━━ PASSAGE

Seth Neiman (born June 27, 1954) is an American computer industry businessperson and venture capitalist in California, and a professional racing driver.

He is the team principal of Flying Lizard Motorsports, which participates in the United SportsCar Championship He currently resides in San Francisco, California.

Youth
Neiman was born in East Liverpool, Ohio and grew up in Dayton, Ohio. His mother was Judith Klapper Neiman and father was Ralph Bernard Neiman. The second child of four, he had two sisters and a younger brother. 

He graduated from Ohio State University with a Bachelor's degree in philosophy and did graduate work in computer science.

Business career
Neiman was a system architect at Maxitron Corporation in Marin County during the mid-1980s, and then Vice President of Product Development at Dahlgren Control Systems in San Francisco. In 1988, he became Vice President of Product Development for the TOPS Division of Sun Microsystems, that was developing the TOPS network file server system.

In 1994, he joined the venture capital firm Crosspoint Venture Partners, and becoming a general partner before departing. In 1995, he founded Brocade Communications Systems.
Neiman served as a lead investor and board member of various broadband computer networking companies, including Foundry Networks, Avanex, iPass, Shoreline, Juniper Networks, and NexPrise.

━━━━

TASK DESCRIPTION — Copy out the Seth Neiman biography above in full, word for word.

━━ DATA EXTRACT

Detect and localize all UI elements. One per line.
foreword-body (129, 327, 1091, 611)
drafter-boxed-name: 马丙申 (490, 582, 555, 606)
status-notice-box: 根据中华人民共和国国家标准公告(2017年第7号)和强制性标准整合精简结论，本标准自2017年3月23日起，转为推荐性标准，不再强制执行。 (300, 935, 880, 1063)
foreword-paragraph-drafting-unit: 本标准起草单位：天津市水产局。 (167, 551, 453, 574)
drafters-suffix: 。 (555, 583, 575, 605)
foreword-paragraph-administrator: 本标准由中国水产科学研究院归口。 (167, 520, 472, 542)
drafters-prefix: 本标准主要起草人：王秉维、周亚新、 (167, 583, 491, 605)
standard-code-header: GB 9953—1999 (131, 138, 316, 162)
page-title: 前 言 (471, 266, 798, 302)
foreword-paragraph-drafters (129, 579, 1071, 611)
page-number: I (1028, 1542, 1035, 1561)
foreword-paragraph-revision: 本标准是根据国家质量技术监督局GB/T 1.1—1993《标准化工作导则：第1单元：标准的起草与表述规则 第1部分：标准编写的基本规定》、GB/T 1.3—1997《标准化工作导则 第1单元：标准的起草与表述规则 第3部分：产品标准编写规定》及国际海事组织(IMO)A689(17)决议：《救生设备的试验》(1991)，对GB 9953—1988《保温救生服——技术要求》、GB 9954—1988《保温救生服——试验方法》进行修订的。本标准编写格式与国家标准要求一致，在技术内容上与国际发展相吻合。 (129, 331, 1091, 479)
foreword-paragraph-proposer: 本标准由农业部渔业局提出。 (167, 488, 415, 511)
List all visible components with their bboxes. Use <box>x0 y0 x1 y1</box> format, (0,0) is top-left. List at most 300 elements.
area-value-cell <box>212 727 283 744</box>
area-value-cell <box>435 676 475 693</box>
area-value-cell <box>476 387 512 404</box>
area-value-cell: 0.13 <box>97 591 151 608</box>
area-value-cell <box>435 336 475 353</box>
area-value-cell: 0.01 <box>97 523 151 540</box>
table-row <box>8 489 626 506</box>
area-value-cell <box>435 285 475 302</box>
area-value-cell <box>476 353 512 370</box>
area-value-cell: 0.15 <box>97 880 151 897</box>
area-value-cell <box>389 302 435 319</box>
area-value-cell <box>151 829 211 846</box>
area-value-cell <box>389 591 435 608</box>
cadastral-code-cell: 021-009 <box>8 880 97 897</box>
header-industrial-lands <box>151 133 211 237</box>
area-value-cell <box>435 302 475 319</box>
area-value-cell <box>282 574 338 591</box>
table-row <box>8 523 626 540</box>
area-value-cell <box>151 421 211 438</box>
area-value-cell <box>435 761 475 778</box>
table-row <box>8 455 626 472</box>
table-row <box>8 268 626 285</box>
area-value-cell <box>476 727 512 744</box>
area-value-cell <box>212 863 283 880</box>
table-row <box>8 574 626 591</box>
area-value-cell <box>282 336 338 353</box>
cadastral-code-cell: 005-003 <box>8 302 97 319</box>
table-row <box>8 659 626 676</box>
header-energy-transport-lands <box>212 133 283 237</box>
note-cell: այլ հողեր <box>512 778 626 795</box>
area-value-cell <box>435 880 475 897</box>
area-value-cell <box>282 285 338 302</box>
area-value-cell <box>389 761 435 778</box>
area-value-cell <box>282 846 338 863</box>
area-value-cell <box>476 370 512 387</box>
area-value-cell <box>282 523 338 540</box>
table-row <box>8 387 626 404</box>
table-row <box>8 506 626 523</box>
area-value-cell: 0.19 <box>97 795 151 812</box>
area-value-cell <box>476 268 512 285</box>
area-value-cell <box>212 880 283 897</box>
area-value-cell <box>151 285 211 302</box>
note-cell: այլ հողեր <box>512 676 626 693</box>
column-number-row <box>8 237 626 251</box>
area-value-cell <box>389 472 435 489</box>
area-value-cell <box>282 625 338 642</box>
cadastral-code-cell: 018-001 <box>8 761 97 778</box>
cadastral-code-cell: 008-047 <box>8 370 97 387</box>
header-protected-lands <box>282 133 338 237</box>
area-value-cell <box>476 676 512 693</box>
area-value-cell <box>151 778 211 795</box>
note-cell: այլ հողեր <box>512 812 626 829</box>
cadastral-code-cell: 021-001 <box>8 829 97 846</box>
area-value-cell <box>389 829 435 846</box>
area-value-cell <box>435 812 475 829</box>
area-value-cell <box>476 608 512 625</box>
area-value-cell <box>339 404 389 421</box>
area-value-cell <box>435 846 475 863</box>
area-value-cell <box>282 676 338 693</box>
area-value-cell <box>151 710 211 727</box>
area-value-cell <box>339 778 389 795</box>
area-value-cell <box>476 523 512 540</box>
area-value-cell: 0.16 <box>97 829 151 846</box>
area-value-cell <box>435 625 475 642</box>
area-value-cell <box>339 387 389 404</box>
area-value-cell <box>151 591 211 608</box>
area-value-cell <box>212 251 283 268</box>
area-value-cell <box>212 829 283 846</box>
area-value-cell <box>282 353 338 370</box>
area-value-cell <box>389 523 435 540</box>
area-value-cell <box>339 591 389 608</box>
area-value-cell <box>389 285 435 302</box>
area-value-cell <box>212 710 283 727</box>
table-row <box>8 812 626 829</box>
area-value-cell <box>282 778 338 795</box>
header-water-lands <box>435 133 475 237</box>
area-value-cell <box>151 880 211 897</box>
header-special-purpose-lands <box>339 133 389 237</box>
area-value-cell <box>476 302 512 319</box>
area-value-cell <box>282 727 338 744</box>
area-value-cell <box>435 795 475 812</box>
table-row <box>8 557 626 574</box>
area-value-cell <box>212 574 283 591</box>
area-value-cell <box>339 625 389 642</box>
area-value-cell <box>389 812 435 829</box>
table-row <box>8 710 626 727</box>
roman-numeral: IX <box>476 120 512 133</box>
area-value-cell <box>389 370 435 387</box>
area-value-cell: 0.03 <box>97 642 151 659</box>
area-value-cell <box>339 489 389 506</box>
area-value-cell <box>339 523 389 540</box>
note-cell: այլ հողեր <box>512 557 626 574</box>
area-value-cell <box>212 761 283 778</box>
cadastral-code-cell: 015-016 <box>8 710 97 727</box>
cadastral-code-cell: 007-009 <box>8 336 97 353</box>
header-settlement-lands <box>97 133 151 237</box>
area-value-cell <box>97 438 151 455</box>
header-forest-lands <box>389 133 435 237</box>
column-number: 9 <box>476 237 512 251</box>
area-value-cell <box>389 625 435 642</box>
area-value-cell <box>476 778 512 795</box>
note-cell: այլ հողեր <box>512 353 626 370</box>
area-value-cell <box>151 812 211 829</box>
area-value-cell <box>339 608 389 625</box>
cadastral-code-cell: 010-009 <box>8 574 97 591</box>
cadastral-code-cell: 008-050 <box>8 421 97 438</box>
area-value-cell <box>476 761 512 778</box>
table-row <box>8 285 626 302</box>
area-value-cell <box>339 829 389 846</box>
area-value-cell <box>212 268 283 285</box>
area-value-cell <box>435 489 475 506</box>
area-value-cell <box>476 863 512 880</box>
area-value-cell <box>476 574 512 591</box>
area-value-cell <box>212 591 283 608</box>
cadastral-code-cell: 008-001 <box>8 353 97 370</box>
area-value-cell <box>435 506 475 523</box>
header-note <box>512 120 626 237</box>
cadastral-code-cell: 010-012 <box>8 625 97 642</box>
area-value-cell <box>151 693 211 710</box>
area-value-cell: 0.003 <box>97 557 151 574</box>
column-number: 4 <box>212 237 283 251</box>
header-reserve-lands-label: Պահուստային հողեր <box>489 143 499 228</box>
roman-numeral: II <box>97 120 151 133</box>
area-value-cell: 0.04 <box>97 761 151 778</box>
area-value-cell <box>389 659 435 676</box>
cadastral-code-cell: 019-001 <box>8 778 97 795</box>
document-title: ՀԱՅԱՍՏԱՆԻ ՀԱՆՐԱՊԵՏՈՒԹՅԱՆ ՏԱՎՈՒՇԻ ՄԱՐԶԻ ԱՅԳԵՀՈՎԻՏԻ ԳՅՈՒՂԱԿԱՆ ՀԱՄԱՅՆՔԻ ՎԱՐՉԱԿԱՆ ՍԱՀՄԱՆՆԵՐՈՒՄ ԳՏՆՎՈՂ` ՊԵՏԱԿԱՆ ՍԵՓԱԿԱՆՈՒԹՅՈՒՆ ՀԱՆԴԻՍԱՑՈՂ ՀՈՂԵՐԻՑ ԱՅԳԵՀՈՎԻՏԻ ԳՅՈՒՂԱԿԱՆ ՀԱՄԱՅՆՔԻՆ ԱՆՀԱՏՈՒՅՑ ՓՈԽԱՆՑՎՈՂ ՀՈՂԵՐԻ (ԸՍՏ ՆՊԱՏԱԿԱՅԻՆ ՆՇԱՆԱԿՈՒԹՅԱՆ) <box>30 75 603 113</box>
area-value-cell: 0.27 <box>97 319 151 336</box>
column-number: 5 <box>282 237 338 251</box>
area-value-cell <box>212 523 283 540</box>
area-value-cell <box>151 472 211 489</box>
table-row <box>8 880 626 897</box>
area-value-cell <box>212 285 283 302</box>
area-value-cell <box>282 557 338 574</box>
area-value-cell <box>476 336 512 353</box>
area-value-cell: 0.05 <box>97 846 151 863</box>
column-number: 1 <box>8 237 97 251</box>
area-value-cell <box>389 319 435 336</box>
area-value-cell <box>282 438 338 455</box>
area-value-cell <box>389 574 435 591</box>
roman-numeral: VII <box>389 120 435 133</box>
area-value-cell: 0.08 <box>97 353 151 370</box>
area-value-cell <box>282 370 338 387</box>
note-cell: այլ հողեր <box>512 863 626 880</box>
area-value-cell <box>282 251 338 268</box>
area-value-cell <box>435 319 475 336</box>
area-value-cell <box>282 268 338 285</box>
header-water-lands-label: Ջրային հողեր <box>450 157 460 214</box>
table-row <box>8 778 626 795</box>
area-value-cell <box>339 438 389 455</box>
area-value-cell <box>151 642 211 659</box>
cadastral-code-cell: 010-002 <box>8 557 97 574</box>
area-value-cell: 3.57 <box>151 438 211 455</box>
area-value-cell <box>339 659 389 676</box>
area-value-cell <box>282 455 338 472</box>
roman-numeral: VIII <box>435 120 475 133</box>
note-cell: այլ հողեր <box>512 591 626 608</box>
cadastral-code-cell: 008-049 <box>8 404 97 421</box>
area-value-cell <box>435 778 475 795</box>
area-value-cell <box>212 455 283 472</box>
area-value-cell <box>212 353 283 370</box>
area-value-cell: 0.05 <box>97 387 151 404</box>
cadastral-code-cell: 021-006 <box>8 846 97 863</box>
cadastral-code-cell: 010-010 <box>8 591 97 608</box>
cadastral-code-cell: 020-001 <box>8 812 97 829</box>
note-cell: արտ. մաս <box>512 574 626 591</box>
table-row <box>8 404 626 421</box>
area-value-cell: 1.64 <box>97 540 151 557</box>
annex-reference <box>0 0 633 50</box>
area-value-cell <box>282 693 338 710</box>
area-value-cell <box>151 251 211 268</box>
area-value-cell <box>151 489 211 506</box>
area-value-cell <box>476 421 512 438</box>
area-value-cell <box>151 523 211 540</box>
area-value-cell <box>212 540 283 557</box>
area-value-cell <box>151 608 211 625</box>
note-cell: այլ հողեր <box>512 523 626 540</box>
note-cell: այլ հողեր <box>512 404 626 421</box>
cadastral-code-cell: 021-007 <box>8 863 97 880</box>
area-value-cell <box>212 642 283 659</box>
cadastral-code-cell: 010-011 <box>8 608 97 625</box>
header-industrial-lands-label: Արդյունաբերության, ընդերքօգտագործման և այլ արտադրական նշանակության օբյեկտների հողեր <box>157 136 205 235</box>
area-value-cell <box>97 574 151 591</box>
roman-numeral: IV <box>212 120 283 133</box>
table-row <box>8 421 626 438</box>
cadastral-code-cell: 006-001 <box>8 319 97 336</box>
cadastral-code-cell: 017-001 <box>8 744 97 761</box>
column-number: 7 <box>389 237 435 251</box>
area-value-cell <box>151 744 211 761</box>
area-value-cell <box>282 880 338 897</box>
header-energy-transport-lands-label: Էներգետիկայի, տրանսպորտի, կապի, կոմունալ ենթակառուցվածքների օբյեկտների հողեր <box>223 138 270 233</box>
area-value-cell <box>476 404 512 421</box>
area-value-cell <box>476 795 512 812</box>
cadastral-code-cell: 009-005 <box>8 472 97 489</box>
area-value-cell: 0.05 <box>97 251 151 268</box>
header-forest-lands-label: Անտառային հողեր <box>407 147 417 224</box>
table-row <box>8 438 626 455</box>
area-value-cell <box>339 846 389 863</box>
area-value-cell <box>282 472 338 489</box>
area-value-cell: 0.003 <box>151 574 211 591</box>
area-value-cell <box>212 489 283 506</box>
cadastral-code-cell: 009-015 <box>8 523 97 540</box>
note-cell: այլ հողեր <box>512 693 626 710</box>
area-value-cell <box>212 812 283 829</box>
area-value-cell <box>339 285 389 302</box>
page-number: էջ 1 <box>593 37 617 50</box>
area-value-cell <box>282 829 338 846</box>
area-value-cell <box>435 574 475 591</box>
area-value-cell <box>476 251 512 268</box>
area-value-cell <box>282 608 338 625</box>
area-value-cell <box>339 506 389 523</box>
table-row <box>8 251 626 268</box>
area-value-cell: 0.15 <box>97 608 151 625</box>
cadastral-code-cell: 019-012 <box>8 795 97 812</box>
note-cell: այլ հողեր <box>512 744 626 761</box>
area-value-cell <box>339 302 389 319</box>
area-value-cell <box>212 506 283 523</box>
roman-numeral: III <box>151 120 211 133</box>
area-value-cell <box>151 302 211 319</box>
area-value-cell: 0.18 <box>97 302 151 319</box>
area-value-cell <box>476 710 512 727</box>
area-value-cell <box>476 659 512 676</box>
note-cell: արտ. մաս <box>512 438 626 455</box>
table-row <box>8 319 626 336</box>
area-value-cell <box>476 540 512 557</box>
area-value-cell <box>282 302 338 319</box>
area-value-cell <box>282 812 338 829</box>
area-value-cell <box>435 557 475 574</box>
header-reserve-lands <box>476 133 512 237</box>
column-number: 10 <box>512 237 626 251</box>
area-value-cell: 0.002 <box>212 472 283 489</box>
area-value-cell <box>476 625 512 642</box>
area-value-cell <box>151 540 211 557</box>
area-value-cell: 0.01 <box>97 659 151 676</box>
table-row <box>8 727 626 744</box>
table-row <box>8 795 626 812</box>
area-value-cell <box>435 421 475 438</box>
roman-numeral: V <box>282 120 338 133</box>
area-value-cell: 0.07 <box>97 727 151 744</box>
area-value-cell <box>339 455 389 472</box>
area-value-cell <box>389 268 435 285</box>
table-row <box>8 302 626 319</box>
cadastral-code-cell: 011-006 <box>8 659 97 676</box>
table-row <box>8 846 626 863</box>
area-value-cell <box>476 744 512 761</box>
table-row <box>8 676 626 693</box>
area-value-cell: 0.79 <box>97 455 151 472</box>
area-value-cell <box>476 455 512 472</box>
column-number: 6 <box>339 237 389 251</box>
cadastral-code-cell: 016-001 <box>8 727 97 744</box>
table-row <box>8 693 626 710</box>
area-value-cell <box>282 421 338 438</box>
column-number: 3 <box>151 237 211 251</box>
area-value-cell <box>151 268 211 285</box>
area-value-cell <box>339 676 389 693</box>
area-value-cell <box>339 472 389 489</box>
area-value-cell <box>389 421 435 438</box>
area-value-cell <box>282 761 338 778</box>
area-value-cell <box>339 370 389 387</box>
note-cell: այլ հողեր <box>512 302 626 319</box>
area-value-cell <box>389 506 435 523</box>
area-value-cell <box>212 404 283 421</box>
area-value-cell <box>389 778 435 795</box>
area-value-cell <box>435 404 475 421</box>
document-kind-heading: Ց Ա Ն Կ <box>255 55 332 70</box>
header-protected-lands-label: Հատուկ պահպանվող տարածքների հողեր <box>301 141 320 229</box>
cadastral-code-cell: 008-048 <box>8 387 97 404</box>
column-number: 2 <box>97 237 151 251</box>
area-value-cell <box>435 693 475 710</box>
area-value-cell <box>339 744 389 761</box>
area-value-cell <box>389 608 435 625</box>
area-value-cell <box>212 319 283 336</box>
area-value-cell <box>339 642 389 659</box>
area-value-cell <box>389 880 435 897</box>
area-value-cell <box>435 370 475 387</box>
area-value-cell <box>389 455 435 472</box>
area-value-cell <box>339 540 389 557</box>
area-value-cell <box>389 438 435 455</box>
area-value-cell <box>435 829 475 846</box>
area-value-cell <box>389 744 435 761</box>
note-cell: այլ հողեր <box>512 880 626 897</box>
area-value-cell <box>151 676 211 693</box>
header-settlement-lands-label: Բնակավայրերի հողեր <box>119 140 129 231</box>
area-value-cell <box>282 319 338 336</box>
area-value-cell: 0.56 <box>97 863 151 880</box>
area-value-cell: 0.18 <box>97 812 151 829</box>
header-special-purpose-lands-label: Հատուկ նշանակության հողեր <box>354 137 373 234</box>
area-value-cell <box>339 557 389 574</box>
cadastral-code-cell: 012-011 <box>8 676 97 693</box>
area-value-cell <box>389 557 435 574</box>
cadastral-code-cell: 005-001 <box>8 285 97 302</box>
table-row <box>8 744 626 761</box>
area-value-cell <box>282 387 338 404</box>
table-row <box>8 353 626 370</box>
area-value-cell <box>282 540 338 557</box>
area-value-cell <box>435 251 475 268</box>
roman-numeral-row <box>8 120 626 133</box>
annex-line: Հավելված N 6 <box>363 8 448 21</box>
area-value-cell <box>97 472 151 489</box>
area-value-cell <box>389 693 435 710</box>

━━━━

ANSWER AREA —
Seth Neiman (born June 27, 1954) is an American computer industry businessperson and venture capitalist in California, and a professional racing driver.

He is the team principal of Flying Lizard Motorsports, which participates in the United SportsCar Championship He currently resides in San Francisco, California.

Youth
Neiman was born in East Liverpool, Ohio and grew up in Dayton, Ohio. His mother was Judith Klapper Neiman and father was Ralph Bernard Neiman. The second child of four, he had two sisters and a younger brother. 

He graduated from Ohio State University with a Bachelor's degree in philosophy and did graduate work in computer science.

Business career
Neiman was a system architect at Maxitron Corporation in Marin County during the mid-1980s, and then Vice President of Product Development at Dahlgren Control Systems in San Francisco. In 1988, he became Vice President of Product Development for the TOPS Division of Sun Microsystems, that was developing the TOPS network file server system.

In 1994, he joined the venture capital firm Crosspoint Venture Partners, and becoming a general partner before departing. In 1995, he founded Brocade Communications Systems.
Neiman served as a lead investor and board member of various broadband computer networking companies, including Foundry Networks, Avanex, iPass, Shoreline, Juniper Networks, and NexPrise.